> _Records for the exercise_:
* start *
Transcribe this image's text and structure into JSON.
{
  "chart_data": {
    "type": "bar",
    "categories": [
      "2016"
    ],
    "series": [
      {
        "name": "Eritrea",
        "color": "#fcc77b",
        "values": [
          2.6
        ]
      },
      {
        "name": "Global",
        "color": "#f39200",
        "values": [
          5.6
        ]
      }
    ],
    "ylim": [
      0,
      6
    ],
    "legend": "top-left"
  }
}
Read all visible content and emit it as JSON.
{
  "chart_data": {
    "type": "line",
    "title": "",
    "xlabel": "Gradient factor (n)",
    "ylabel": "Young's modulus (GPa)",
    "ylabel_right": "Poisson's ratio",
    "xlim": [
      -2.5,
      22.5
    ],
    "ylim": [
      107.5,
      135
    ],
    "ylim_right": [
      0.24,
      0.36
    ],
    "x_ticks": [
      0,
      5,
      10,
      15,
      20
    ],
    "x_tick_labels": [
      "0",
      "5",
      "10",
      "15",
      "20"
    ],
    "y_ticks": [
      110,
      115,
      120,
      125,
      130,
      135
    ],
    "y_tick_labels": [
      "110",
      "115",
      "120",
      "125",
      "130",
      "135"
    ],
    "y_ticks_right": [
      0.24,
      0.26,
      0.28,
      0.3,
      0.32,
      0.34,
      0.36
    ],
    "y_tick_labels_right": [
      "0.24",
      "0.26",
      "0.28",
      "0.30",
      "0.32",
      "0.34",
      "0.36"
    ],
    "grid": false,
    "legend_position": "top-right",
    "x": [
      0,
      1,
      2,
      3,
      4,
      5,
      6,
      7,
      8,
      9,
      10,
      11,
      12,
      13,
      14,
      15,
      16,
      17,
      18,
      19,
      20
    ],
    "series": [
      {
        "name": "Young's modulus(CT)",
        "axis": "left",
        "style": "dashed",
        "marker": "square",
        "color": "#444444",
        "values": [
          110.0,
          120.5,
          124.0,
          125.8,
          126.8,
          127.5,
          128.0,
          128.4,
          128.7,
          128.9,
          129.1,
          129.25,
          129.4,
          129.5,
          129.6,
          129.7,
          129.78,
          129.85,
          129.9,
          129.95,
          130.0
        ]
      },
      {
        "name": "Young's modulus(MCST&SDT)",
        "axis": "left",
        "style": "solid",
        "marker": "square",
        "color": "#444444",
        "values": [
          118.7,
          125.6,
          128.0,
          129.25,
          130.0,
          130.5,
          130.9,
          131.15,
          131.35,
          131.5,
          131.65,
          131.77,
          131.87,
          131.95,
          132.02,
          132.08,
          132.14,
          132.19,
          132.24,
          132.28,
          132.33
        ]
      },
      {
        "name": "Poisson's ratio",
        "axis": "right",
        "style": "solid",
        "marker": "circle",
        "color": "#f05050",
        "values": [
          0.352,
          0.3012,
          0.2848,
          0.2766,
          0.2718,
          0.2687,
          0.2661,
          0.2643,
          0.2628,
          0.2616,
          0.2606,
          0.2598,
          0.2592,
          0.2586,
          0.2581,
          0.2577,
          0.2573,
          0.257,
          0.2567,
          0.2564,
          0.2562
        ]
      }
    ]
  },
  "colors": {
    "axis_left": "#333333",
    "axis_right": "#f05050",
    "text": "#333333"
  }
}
* end *
Above are some records; extract every one of them exactly.

Transcribe this image's text and structure into JSON.
{
  "chart_data": {
    "type": "bar",
    "categories": [
      "2016"
    ],
    "series": [
      {
        "name": "Eritrea",
        "color": "#fcc77b",
        "values": [
          2.6
        ]
      },
      {
        "name": "Global",
        "color": "#f39200",
        "values": [
          5.6
        ]
      }
    ],
    "ylim": [
      0,
      6
    ],
    "legend": "top-left"
  }
}
Read all visible content and emit it as JSON.
{
  "chart_data": {
    "type": "line",
    "title": "",
    "xlabel": "Gradient factor (n)",
    "ylabel": "Young's modulus (GPa)",
    "ylabel_right": "Poisson's ratio",
    "xlim": [
      -2.5,
      22.5
    ],
    "ylim": [
      107.5,
      135
    ],
    "ylim_right": [
      0.24,
      0.36
    ],
    "x_ticks": [
      0,
      5,
      10,
      15,
      20
    ],
    "x_tick_labels": [
      "0",
      "5",
      "10",
      "15",
      "20"
    ],
    "y_ticks": [
      110,
      115,
      120,
      125,
      130,
      135
    ],
    "y_tick_labels": [
      "110",
      "115",
      "120",
      "125",
      "130",
      "135"
    ],
    "y_ticks_right": [
      0.24,
      0.26,
      0.28,
      0.3,
      0.32,
      0.34,
      0.36
    ],
    "y_tick_labels_right": [
      "0.24",
      "0.26",
      "0.28",
      "0.30",
      "0.32",
      "0.34",
      "0.36"
    ],
    "grid": false,
    "legend_position": "top-right",
    "x": [
      0,
      1,
      2,
      3,
      4,
      5,
      6,
      7,
      8,
      9,
      10,
      11,
      12,
      13,
      14,
      15,
      16,
      17,
      18,
      19,
      20
    ],
    "series": [
      {
        "name": "Young's modulus(CT)",
        "axis": "left",
        "style": "dashed",
        "marker": "square",
        "color": "#444444",
        "values": [
          110.0,
          120.5,
          124.0,
          125.8,
          126.8,
          127.5,
          128.0,
          128.4,
          128.7,
          128.9,
          129.1,
          129.25,
          129.4,
          129.5,
          129.6,
          129.7,
          129.78,
          129.85,
          129.9,
          129.95,
          130.0
        ]
      },
      {
        "name": "Young's modulus(MCST&SDT)",
        "axis": "left",
        "style": "solid",
        "marker": "square",
        "color": "#444444",
        "values": [
          118.7,
          125.6,
          128.0,
          129.25,
          130.0,
          130.5,
          130.9,
          131.15,
          131.35,
          131.5,
          131.65,
          131.77,
          131.87,
          131.95,
          132.02,
          132.08,
          132.14,
          132.19,
          132.24,
          132.28,
          132.33
        ]
      },
      {
        "name": "Poisson's ratio",
        "axis": "right",
        "style": "solid",
        "marker": "circle",
        "color": "#f05050",
        "values": [
          0.352,
          0.3012,
          0.2848,
          0.2766,
          0.2718,
          0.2687,
          0.2661,
          0.2643,
          0.2628,
          0.2616,
          0.2606,
          0.2598,
          0.2592,
          0.2586,
          0.2581,
          0.2577,
          0.2573,
          0.257,
          0.2567,
          0.2564,
          0.2562
        ]
      }
    ]
  },
  "colors": {
    "axis_left": "#333333",
    "axis_right": "#f05050",
    "text": "#333333"
  }
}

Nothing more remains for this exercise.